The request>
What lines of the data include the string "true"? Copy them all.

Dataset excerpts

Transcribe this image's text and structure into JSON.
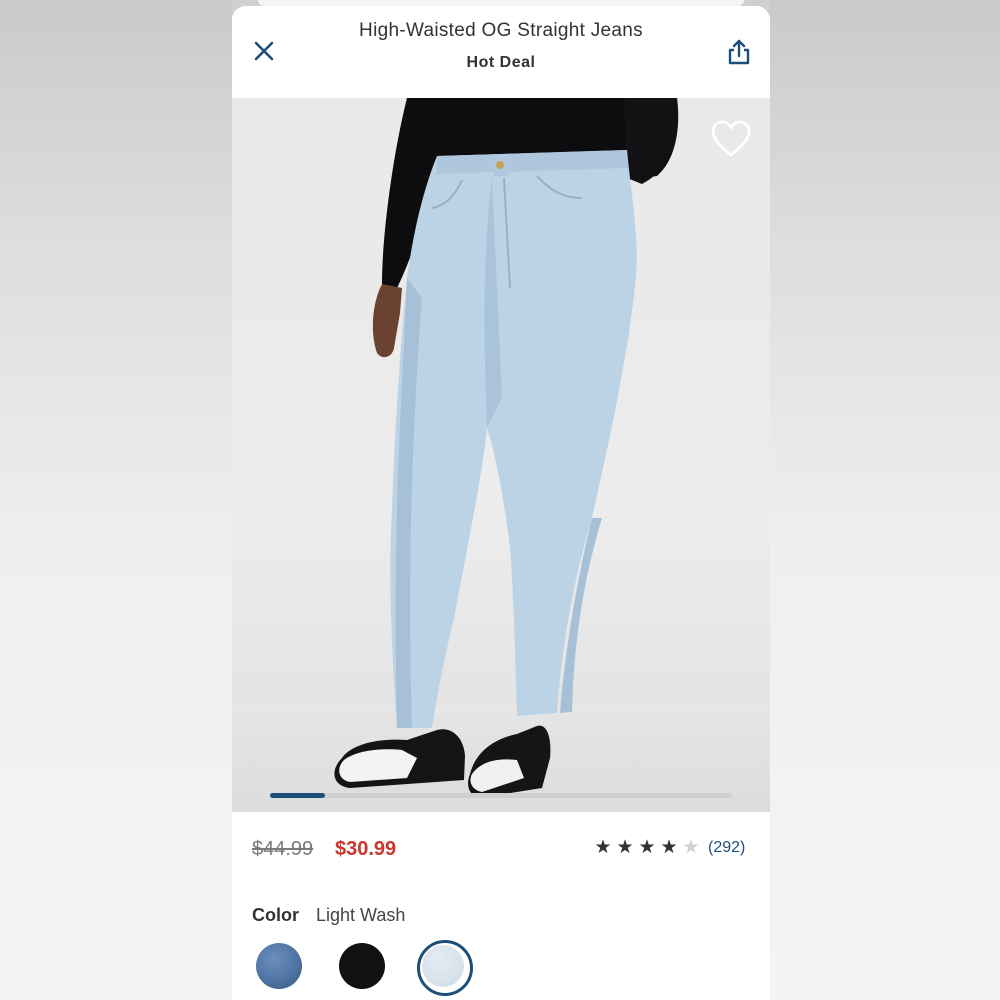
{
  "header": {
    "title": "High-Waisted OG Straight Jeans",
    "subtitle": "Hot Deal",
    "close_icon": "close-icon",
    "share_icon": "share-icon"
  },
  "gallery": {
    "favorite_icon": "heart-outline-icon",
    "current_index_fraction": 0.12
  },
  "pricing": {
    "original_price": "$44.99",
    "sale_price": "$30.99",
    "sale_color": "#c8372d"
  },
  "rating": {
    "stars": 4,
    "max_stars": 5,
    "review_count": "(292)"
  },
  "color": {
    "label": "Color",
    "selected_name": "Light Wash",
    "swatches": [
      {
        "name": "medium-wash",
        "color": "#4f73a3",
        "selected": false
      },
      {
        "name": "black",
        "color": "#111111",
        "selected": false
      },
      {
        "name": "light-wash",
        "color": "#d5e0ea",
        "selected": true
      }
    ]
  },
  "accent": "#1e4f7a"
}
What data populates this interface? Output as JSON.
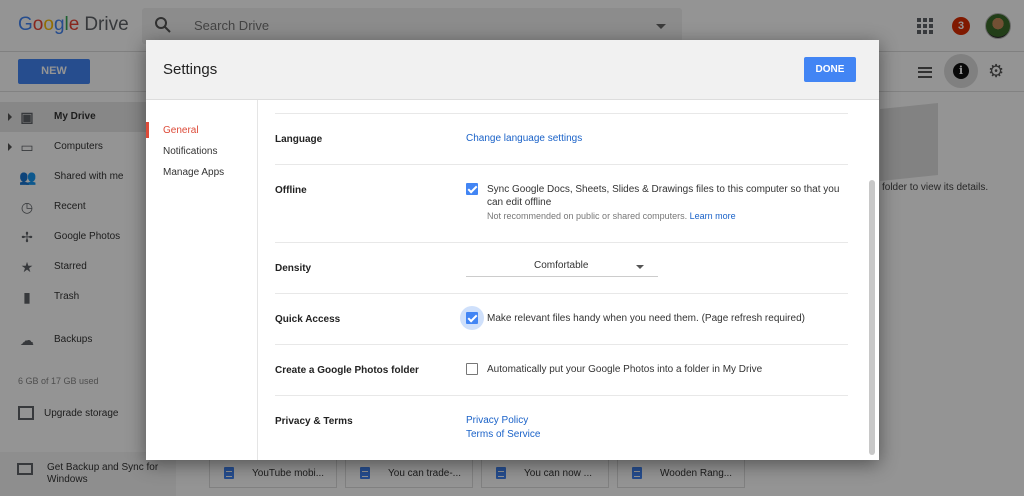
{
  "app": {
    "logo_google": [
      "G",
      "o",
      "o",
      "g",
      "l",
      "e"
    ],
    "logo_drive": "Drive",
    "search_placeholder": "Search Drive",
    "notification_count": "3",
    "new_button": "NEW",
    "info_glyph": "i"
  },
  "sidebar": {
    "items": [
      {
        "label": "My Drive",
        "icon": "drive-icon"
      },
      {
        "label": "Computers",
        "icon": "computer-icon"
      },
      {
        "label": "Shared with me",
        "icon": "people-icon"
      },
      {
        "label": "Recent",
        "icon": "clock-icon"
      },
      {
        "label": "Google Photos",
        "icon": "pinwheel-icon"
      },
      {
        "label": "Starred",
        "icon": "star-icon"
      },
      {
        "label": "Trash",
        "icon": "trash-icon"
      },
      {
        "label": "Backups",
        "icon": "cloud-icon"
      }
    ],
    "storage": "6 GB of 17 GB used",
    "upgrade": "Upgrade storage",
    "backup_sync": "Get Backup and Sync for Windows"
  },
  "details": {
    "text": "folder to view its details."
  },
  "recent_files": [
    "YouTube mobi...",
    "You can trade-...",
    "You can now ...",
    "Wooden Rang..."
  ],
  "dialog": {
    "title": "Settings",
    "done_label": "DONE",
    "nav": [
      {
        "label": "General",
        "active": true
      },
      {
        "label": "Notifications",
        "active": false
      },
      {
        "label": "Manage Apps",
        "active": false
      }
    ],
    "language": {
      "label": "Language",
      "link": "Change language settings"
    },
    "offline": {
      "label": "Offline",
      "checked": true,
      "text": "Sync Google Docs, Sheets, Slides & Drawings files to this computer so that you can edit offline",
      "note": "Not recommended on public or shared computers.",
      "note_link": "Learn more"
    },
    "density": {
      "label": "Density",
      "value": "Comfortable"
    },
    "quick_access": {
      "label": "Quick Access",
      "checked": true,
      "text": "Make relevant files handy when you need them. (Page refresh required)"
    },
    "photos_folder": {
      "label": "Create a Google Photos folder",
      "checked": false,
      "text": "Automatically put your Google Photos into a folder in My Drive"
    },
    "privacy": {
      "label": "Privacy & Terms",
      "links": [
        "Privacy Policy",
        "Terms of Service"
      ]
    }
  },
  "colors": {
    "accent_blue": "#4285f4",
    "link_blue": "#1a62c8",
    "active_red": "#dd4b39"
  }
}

==

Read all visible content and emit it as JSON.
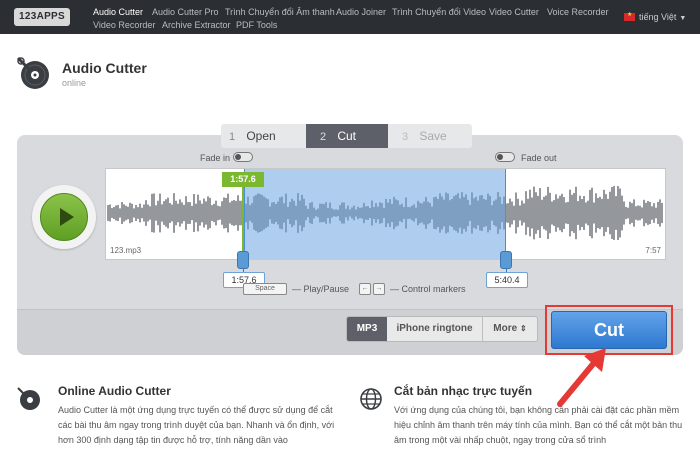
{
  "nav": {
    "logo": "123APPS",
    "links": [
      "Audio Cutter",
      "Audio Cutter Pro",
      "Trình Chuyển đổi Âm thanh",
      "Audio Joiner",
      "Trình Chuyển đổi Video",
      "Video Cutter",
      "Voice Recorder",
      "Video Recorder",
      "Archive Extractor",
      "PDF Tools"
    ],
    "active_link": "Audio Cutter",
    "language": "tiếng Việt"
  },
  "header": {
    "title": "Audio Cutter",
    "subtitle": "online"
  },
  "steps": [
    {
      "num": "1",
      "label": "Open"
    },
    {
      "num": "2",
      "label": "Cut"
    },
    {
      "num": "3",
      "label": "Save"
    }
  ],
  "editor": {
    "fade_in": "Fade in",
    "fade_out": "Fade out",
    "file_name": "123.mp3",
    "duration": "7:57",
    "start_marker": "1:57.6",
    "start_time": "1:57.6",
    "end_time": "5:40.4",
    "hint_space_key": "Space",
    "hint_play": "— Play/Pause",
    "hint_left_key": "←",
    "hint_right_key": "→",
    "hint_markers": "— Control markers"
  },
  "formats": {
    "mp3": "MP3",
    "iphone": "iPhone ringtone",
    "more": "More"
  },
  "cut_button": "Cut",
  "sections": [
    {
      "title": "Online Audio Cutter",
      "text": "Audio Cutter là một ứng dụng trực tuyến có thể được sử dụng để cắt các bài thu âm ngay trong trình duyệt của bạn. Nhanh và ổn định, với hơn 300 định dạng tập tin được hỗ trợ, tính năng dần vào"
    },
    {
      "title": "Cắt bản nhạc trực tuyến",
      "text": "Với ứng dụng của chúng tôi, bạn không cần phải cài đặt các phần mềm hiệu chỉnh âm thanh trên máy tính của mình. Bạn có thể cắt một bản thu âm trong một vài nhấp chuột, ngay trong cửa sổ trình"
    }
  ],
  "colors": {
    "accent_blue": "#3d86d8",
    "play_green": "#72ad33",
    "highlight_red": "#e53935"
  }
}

Result for this exercise>
        "selected": true
        "active": true
      "checked": true,
      "checked": true,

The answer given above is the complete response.